> **Extracted entries**
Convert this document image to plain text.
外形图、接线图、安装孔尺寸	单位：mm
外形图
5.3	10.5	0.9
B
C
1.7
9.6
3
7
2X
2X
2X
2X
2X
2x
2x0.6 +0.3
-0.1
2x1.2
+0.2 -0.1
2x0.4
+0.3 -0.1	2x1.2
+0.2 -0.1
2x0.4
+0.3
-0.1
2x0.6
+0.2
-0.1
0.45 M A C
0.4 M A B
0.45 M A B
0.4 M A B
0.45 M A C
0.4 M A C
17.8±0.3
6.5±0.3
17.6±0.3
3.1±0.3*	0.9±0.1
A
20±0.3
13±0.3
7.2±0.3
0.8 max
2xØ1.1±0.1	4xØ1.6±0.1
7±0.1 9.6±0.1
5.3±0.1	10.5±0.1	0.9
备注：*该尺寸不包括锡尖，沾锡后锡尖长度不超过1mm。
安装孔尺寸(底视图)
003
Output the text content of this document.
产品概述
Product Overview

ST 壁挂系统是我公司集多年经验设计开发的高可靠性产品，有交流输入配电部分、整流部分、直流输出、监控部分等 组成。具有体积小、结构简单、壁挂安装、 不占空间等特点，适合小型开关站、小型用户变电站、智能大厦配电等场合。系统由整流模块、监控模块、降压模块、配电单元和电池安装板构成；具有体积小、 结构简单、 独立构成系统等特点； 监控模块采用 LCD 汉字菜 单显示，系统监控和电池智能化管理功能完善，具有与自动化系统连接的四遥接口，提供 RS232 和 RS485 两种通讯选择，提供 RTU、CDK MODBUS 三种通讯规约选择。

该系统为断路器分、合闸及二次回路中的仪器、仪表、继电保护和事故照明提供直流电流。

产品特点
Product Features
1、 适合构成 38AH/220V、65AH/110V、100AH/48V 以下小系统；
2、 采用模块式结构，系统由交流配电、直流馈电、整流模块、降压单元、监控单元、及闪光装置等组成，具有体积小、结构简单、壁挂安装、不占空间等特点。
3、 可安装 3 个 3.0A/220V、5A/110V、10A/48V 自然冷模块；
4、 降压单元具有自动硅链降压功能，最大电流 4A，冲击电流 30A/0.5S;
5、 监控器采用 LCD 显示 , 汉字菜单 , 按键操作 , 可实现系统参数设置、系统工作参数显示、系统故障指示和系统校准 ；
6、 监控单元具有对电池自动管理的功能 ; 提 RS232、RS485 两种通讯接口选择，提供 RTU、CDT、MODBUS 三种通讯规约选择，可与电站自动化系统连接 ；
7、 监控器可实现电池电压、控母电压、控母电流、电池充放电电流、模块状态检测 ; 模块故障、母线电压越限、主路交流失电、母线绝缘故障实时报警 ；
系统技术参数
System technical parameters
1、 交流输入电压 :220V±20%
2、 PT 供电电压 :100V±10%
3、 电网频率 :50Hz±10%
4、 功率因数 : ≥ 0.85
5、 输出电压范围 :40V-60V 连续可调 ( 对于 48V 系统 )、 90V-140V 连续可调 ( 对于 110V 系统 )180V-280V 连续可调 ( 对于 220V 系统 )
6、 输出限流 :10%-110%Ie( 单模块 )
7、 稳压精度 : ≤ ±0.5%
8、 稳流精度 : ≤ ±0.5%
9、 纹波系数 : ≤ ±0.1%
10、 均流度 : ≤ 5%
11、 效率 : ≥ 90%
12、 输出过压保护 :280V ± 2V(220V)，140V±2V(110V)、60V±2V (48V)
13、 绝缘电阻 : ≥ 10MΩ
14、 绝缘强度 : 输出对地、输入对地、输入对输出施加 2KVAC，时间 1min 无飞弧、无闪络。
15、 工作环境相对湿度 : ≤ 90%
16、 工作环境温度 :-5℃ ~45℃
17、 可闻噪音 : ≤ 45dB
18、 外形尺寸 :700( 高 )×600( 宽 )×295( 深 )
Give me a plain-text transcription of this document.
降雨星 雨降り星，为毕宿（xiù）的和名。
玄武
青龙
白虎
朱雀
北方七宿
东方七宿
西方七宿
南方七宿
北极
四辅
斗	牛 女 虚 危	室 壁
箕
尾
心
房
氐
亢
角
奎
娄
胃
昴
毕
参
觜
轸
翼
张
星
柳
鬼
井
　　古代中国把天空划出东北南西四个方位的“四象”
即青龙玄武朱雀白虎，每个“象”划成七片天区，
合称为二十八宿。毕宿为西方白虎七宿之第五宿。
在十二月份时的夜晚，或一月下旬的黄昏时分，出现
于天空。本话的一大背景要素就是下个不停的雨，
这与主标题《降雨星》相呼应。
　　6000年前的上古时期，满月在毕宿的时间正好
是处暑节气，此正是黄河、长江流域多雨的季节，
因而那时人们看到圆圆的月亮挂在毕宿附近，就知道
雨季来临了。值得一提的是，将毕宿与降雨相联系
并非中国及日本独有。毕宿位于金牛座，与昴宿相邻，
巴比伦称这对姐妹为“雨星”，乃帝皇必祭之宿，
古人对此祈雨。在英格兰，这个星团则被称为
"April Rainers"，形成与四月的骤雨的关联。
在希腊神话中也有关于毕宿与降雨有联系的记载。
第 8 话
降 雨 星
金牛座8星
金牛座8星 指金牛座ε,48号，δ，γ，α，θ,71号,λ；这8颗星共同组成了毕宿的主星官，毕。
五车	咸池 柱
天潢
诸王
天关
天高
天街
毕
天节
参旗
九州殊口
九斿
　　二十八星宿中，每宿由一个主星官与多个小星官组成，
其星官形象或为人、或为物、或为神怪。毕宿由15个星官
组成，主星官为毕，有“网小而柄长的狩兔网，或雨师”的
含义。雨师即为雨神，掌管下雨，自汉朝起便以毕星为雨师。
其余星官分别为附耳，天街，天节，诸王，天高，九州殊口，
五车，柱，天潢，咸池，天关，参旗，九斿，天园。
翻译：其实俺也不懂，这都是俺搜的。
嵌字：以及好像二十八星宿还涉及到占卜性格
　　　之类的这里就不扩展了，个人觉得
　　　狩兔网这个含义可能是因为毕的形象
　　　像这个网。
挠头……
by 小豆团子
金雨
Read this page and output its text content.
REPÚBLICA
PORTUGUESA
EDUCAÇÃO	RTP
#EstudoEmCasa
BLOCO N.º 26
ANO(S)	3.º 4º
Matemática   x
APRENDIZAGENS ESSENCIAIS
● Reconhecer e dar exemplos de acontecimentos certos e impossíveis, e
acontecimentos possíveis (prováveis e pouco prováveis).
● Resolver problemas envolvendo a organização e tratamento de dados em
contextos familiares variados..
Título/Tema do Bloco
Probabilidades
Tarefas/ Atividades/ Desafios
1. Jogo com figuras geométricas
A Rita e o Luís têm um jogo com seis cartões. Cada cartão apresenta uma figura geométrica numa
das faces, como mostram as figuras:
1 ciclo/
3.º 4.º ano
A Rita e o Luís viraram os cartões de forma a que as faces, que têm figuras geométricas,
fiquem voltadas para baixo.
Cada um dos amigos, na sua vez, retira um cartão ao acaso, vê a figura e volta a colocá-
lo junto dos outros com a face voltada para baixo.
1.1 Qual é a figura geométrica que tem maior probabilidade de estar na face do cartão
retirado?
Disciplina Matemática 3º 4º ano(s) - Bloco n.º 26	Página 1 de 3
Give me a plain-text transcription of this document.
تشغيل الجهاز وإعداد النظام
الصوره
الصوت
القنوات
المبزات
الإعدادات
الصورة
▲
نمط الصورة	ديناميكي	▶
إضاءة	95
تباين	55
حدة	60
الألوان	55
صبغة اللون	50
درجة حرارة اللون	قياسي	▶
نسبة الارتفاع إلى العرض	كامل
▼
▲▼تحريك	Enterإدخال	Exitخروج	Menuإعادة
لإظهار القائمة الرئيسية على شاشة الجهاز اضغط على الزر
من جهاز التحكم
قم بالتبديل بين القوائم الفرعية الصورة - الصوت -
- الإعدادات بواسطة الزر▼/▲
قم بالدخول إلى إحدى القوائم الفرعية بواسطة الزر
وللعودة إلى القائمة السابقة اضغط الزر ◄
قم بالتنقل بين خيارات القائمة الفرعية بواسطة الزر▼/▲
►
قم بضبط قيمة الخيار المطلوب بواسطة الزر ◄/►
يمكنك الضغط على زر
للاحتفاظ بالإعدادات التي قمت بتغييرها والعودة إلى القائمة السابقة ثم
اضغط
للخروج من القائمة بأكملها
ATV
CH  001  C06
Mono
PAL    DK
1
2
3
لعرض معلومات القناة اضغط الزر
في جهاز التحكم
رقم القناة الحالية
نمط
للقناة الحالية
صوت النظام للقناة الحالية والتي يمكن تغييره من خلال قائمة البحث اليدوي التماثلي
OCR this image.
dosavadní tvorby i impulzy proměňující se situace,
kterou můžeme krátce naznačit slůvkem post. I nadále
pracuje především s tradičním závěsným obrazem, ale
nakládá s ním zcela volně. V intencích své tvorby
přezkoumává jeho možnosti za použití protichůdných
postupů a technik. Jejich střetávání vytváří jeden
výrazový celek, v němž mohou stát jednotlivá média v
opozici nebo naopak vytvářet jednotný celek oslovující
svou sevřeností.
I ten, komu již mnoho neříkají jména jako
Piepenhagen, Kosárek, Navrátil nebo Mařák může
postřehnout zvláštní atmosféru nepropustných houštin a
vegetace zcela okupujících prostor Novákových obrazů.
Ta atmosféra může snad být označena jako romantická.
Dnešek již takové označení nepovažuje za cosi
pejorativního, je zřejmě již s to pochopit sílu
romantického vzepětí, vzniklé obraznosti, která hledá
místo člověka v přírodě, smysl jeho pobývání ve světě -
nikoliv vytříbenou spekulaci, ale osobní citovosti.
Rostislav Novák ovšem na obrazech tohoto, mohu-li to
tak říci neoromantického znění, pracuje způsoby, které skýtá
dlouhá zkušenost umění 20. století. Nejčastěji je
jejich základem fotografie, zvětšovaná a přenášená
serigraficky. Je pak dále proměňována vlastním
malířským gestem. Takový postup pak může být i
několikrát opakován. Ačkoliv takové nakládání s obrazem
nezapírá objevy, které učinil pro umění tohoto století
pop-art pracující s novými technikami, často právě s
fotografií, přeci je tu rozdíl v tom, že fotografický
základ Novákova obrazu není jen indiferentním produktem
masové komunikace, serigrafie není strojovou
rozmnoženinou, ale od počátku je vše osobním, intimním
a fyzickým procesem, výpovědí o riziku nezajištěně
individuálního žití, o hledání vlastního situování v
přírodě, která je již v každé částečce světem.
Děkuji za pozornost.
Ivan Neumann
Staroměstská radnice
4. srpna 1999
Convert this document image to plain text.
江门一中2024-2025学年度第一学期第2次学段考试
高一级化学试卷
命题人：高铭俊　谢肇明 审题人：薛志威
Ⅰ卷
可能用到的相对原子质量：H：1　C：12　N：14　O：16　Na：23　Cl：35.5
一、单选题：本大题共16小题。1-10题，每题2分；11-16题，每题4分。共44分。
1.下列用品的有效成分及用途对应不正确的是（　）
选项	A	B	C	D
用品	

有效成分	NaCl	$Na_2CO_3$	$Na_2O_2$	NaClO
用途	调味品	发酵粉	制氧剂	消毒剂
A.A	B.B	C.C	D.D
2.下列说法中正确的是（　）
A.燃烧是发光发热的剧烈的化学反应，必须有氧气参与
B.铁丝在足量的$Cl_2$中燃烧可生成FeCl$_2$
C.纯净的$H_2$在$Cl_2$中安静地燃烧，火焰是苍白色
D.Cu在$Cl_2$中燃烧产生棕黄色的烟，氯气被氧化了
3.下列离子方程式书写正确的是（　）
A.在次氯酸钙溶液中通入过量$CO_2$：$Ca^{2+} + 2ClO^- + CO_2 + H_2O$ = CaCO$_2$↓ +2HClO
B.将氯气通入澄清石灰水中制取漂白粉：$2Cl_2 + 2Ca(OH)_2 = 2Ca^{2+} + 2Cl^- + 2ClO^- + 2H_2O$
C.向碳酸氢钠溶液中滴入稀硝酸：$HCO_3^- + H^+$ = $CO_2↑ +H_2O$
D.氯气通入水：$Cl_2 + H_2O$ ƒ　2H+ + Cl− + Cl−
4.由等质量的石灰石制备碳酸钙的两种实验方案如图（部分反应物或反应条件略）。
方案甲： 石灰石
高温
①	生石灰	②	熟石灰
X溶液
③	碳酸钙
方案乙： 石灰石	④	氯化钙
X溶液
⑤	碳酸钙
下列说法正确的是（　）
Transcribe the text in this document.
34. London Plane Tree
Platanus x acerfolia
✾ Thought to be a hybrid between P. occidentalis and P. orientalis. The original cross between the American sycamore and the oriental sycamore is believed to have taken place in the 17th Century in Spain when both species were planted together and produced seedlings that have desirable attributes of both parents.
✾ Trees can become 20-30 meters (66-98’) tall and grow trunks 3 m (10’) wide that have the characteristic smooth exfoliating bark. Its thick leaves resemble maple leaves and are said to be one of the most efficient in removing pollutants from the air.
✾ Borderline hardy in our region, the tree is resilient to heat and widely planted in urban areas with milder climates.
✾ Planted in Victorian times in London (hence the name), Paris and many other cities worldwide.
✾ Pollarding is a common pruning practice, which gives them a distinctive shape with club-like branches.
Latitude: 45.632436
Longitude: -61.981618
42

> **Problem**
Show every line in the records above that contains the word "الفرعية".

> **Worked answer**
قم بالتبديل بين القوائم الفرعية الصورة - الصوت -
قم بالدخول إلى إحدى القوائم الفرعية بواسطة الزر
قم بالتنقل بين خيارات القائمة الفرعية بواسطة الزر▼/▲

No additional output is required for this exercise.